(Stored dataset items)
+-------+
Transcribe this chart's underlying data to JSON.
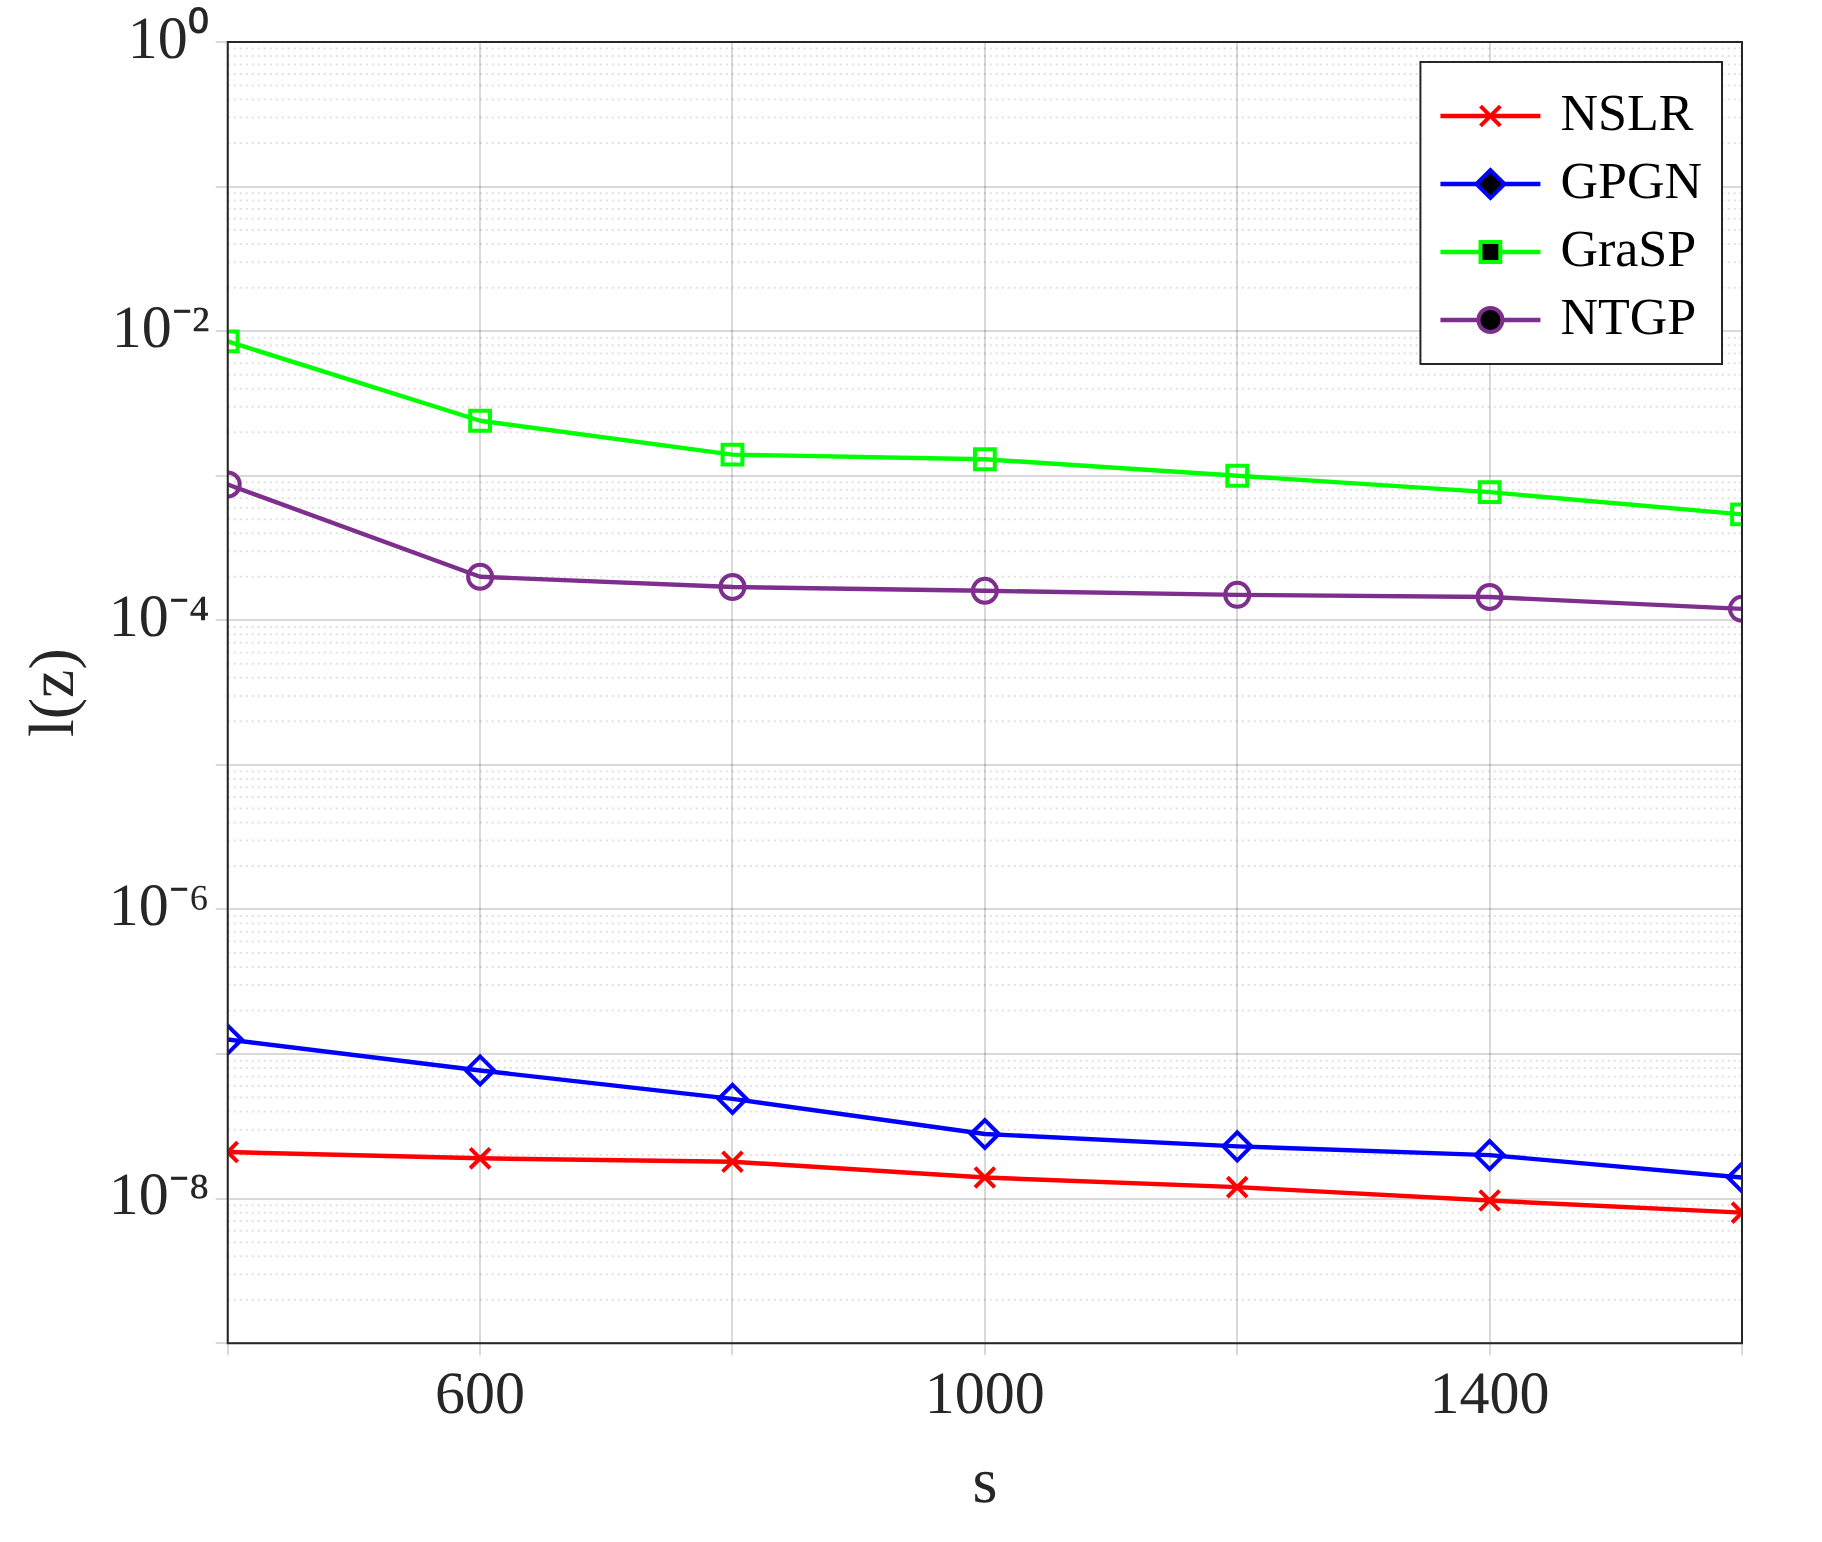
{
  "chart_data": {
    "type": "line",
    "xlabel": "s",
    "ylabel": "l(z)",
    "x": [
      400,
      600,
      800,
      1000,
      1200,
      1400,
      1600
    ],
    "series": [
      {
        "name": "NSLR",
        "color": "#ff0000",
        "marker": "cross",
        "values": [
          2.1e-08,
          1.9e-08,
          1.8e-08,
          1.4e-08,
          1.2e-08,
          9.7e-09,
          8e-09
        ]
      },
      {
        "name": "GPGN",
        "color": "#0000ff",
        "marker": "diamond",
        "values": [
          1.26e-07,
          7.7e-08,
          4.9e-08,
          2.8e-08,
          2.3e-08,
          2e-08,
          1.4e-08
        ]
      },
      {
        "name": "GraSP",
        "color": "#00ff00",
        "marker": "square",
        "values": [
          0.0085,
          0.0024,
          0.0014,
          0.0013,
          0.001,
          0.00077,
          0.00054
        ]
      },
      {
        "name": "NTGP",
        "color": "#7e2f8e",
        "marker": "circle",
        "values": [
          0.00087,
          0.0002,
          0.00017,
          0.00016,
          0.00015,
          0.000145,
          0.00012
        ]
      }
    ],
    "xlim": [
      400,
      1600
    ],
    "xticks": [
      {
        "value": 400,
        "label": null
      },
      600,
      {
        "value": 800,
        "label": null
      },
      1000,
      {
        "value": 1200,
        "label": null
      },
      1400,
      {
        "value": 1600,
        "label": null
      }
    ],
    "ylim": [
      1e-09,
      1
    ],
    "yticks": [
      {
        "value": 1e-09,
        "label": null
      },
      {
        "value": 1e-08,
        "label": "10⁻⁸"
      },
      {
        "value": 1e-07,
        "label": null
      },
      {
        "value": 1e-06,
        "label": "10⁻⁶"
      },
      {
        "value": 1e-05,
        "label": null
      },
      {
        "value": 0.0001,
        "label": "10⁻⁴"
      },
      {
        "value": 0.001,
        "label": null
      },
      {
        "value": 0.01,
        "label": "10⁻²"
      },
      {
        "value": 0.1,
        "label": null
      },
      {
        "value": 1,
        "label": "10⁰"
      }
    ],
    "log": "y",
    "grid": true,
    "legend": "top right",
    "line_style": "solid"
  }
}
+-------+
#### STATED TASK
Go through the records and gather the lines that hold "name".

#### FINAL RESULT
        "name": "NSLR",
        "name": "GPGN",
        "name": "GraSP",
        "name": "NTGP",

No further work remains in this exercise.